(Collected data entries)
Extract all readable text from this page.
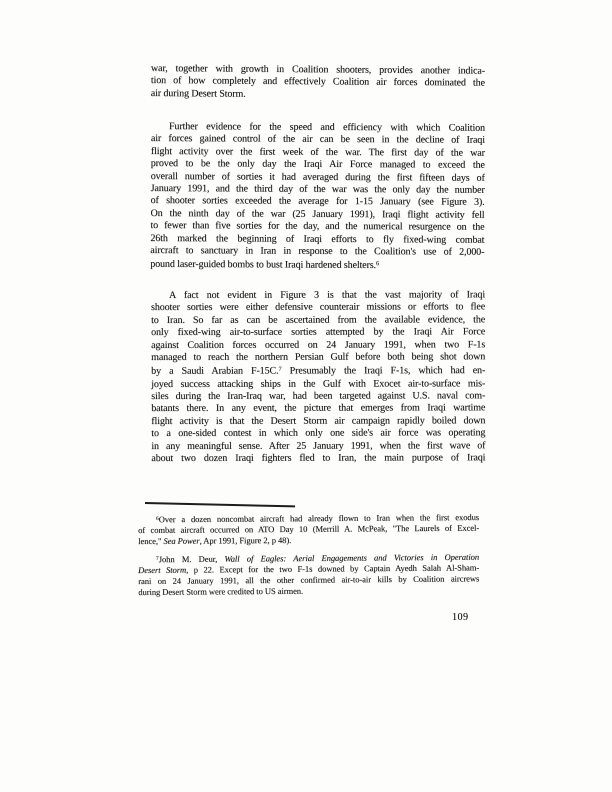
war, together with growth in Coalition shooters, provides another indica-
tion of how completely and effectively Coalition air forces dominated the
air during Desert Storm.
Further evidence for the speed and efficiency with which Coalition
air forces gained control of the air can be seen in the decline of Iraqi
flight activity over the first week of the war. The first day of the war
proved to be the only day the Iraqi Air Force managed to exceed the
overall number of sorties it had averaged during the first fifteen days of
January 1991, and the third day of the war was the only day the number
of shooter sorties exceeded the average for 1-15 January (see Figure 3).
On the ninth day of the war (25 January 1991), Iraqi flight activity fell
to fewer than five sorties for the day, and the numerical resurgence on the
26th marked the beginning of Iraqi efforts to fly fixed-wing combat
aircraft to sanctuary in Iran in response to the Coalition's use of 2,000-
pound laser-guided bombs to bust Iraqi hardened shelters.$^6$
A fact not evident in Figure 3 is that the vast majority of Iraqi
shooter sorties were either defensive counterair missions or efforts to flee
to Iran. So far as can be ascertained from the available evidence, the
only fixed-wing air-to-surface sorties attempted by the Iraqi Air Force
against Coalition forces occurred on 24 January 1991, when two F-1s
managed to reach the northern Persian Gulf before both being shot down
by a Saudi Arabian F-15C.$^7$ Presumably the Iraqi F-1s, which had en-
joyed success attacking ships in the Gulf with Exocet air-to-surface mis-
siles during the Iran-Iraq war, had been targeted against U.S. naval com-
batants there. In any event, the picture that emerges from Iraqi wartime
flight activity is that the Desert Storm air campaign rapidly boiled down
to a one-sided contest in which only one side's air force was operating
in any meaningful sense. After 25 January 1991, when the first wave of
about two dozen Iraqi fighters fled to Iran, the main purpose of Iraqi
$^6$Over a dozen noncombat aircraft had already flown to Iran when the first exodus
of combat aircraft occurred on ATO Day 10 (Merrill A. McPeak, "The Laurels of Excel-
lence," Sea Power, Apr 1991, Figure 2, p 48).
$^7$John M. Deur, Wall of Eagles: Aerial Engagements and Victories in Operation
Desert Storm, p 22. Except for the two F-1s downed by Captain Ayedh Salah Al-Sham-
rani on 24 January 1991, all the other confirmed air-to-air kills by Coalition aircrews
during Desert Storm were credited to US airmen.
109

Instructions to follow:
The records above need to be given again exactly. Omit the pictures.

Finished task:
Extract all readable text from this page.
war, together with growth in Coalition shooters, provides another indica-
tion of how completely and effectively Coalition air forces dominated the
air during Desert Storm.
Further evidence for the speed and efficiency with which Coalition
air forces gained control of the air can be seen in the decline of Iraqi
flight activity over the first week of the war. The first day of the war
proved to be the only day the Iraqi Air Force managed to exceed the
overall number of sorties it had averaged during the first fifteen days of
January 1991, and the third day of the war was the only day the number
of shooter sorties exceeded the average for 1-15 January (see Figure 3).
On the ninth day of the war (25 January 1991), Iraqi flight activity fell
to fewer than five sorties for the day, and the numerical resurgence on the
26th marked the beginning of Iraqi efforts to fly fixed-wing combat
aircraft to sanctuary in Iran in response to the Coalition's use of 2,000-
pound laser-guided bombs to bust Iraqi hardened shelters.$^6$
A fact not evident in Figure 3 is that the vast majority of Iraqi
shooter sorties were either defensive counterair missions or efforts to flee
to Iran. So far as can be ascertained from the available evidence, the
only fixed-wing air-to-surface sorties attempted by the Iraqi Air Force
against Coalition forces occurred on 24 January 1991, when two F-1s
managed to reach the northern Persian Gulf before both being shot down
by a Saudi Arabian F-15C.$^7$ Presumably the Iraqi F-1s, which had en-
joyed success attacking ships in the Gulf with Exocet air-to-surface mis-
siles during the Iran-Iraq war, had been targeted against U.S. naval com-
batants there. In any event, the picture that emerges from Iraqi wartime
flight activity is that the Desert Storm air campaign rapidly boiled down
to a one-sided contest in which only one side's air force was operating
in any meaningful sense. After 25 January 1991, when the first wave of
about two dozen Iraqi fighters fled to Iran, the main purpose of Iraqi
$^6$Over a dozen noncombat aircraft had already flown to Iran when the first exodus
of combat aircraft occurred on ATO Day 10 (Merrill A. McPeak, "The Laurels of Excel-
lence," Sea Power, Apr 1991, Figure 2, p 48).
$^7$John M. Deur, Wall of Eagles: Aerial Engagements and Victories in Operation
Desert Storm, p 22. Except for the two F-1s downed by Captain Ayedh Salah Al-Sham-
rani on 24 January 1991, all the other confirmed air-to-air kills by Coalition aircrews
during Desert Storm were credited to US airmen.
109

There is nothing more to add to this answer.